Would you copy only the lines below, beginning with the one that contains "Parse this screenshot: output" and running through the last entry line?

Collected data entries

────────────────────────────────────────

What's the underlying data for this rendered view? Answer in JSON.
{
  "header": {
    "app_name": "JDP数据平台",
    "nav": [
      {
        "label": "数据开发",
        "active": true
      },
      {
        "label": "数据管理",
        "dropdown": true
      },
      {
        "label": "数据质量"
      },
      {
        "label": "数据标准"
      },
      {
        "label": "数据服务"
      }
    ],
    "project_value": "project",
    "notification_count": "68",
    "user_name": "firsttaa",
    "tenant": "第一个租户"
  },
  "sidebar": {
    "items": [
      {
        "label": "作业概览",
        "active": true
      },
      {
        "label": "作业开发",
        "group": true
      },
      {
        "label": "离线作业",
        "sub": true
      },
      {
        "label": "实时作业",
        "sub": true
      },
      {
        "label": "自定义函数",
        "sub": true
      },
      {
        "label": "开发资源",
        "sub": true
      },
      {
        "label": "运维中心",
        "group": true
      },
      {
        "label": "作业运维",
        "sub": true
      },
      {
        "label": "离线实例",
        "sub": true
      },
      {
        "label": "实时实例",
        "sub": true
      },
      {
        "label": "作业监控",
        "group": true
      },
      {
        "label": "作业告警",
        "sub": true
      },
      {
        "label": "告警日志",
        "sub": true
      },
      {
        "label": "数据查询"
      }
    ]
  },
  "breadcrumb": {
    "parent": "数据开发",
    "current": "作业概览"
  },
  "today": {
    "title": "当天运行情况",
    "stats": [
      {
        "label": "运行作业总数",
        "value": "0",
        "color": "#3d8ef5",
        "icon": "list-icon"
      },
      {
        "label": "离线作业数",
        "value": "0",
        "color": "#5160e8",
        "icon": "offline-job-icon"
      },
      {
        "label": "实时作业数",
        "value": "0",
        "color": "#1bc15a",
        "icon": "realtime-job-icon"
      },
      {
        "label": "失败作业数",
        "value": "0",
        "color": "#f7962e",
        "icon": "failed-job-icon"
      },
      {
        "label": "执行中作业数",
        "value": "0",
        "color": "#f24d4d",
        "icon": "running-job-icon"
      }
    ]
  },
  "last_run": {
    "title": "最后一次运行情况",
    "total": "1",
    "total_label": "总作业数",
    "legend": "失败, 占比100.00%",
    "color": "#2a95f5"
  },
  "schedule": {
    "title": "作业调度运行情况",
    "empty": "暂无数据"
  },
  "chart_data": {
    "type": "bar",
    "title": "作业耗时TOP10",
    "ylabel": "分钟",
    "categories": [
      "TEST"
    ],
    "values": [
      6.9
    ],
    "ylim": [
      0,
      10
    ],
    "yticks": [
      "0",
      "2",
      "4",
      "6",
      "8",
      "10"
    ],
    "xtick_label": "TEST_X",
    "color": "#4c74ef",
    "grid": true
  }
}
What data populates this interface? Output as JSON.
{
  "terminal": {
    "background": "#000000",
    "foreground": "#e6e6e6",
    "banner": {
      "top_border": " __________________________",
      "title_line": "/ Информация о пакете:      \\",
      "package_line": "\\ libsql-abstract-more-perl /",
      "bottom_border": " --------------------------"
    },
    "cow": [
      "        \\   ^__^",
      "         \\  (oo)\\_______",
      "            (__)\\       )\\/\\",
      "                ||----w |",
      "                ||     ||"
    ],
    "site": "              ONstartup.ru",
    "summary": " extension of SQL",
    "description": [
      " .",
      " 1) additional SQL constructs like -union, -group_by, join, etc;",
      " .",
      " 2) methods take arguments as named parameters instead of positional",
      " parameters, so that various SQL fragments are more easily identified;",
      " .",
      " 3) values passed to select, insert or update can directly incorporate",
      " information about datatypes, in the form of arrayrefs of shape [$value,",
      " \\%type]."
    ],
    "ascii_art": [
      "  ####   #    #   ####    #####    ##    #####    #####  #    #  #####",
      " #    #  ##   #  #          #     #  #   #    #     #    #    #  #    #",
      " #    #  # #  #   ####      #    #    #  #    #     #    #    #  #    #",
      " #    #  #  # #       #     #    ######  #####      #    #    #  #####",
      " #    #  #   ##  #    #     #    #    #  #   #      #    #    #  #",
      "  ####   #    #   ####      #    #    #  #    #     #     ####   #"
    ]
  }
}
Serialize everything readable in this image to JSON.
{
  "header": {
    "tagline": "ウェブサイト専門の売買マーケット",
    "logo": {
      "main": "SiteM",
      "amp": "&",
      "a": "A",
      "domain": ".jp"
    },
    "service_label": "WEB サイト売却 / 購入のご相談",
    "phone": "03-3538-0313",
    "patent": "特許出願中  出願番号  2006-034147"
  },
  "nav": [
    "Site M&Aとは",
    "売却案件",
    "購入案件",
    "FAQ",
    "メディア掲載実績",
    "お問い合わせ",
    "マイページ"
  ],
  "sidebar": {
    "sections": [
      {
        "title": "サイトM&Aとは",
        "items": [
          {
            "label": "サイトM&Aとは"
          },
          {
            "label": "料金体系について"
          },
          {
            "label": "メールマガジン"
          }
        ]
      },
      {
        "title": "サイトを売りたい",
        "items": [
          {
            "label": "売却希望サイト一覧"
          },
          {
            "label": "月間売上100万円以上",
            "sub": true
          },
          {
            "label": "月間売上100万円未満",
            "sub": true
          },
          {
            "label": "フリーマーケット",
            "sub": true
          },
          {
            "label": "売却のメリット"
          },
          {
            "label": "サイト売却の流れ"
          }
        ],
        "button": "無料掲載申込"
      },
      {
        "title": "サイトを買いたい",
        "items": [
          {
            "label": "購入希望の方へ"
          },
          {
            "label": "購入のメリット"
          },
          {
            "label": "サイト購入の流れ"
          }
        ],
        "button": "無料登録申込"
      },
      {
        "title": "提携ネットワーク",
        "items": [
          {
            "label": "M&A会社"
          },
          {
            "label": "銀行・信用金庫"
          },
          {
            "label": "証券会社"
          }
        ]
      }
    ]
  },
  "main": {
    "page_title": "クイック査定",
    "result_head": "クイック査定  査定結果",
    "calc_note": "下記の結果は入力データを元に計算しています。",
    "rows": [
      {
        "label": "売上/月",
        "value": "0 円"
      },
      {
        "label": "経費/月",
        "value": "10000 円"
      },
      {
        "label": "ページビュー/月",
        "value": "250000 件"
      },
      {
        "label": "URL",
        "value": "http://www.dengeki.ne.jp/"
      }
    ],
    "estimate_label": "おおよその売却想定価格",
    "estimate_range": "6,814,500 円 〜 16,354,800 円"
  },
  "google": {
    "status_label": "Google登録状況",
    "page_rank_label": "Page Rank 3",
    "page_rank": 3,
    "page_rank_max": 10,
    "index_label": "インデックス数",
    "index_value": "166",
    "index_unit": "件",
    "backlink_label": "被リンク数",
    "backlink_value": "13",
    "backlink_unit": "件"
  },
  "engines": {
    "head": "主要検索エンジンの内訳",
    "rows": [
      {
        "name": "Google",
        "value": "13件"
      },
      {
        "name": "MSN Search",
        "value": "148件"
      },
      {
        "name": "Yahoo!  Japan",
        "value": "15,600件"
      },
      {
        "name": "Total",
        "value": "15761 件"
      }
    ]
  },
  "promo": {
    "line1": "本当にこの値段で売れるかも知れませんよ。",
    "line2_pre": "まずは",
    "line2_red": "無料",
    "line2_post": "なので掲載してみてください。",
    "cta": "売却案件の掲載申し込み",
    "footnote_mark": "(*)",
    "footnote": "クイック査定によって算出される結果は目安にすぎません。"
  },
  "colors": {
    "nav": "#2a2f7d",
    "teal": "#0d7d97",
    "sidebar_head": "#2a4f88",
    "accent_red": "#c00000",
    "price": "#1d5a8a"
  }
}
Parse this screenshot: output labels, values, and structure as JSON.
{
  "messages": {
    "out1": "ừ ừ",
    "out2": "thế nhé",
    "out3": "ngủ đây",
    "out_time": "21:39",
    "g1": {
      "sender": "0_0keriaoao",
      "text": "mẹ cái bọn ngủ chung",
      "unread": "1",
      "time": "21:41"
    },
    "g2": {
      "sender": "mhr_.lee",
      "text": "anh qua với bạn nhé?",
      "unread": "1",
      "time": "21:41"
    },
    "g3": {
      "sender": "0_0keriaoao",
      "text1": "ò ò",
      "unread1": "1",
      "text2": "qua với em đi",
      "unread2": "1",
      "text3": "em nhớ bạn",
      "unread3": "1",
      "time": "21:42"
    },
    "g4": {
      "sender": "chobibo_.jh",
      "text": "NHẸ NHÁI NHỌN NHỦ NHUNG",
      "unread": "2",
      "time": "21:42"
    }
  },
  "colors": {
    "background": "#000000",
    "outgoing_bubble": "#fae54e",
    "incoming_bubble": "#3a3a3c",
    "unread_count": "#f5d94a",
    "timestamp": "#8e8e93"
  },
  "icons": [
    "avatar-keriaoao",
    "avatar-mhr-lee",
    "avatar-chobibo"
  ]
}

────────────────────────────────────────

◆ **Finished answer**
Parse this screenshot: output labels, values, and structure as JSON.
{
  "messages": {
    "out1": "ừ ừ",
    "out2": "thế nhé",
    "out3": "ngủ đây",
    "out_time": "21:39",
    "g1": {
      "sender": "0_0keriaoao",
      "text": "mẹ cái bọn ngủ chung",
      "unread": "1",
      "time": "21:41"
    },
    "g2": {
      "sender": "mhr_.lee",
      "text": "anh qua với bạn nhé?",
      "unread": "1",
      "time": "21:41"
    },
    "g3": {
      "sender": "0_0keriaoao",
      "text1": "ò ò",
      "unread1": "1",
      "text2": "qua với em đi",
      "unread2": "1",
      "text3": "em nhớ bạn",
      "unread3": "1",
      "time": "21:42"
    },
    "g4": {
      "sender": "chobibo_.jh",
      "text": "NHẸ NHÁI NHỌN NHỦ NHUNG",
      "unread": "2",
      "time": "21:42"
    }
  },
  "colors": {
    "background": "#000000",
    "outgoing_bubble": "#fae54e",
    "incoming_bubble": "#3a3a3c",
    "unread_count": "#f5d94a",
    "timestamp": "#8e8e93"
  },
  "icons": [
    "avatar-keriaoao",
    "avatar-mhr-lee",
    "avatar-chobibo"
  ]
}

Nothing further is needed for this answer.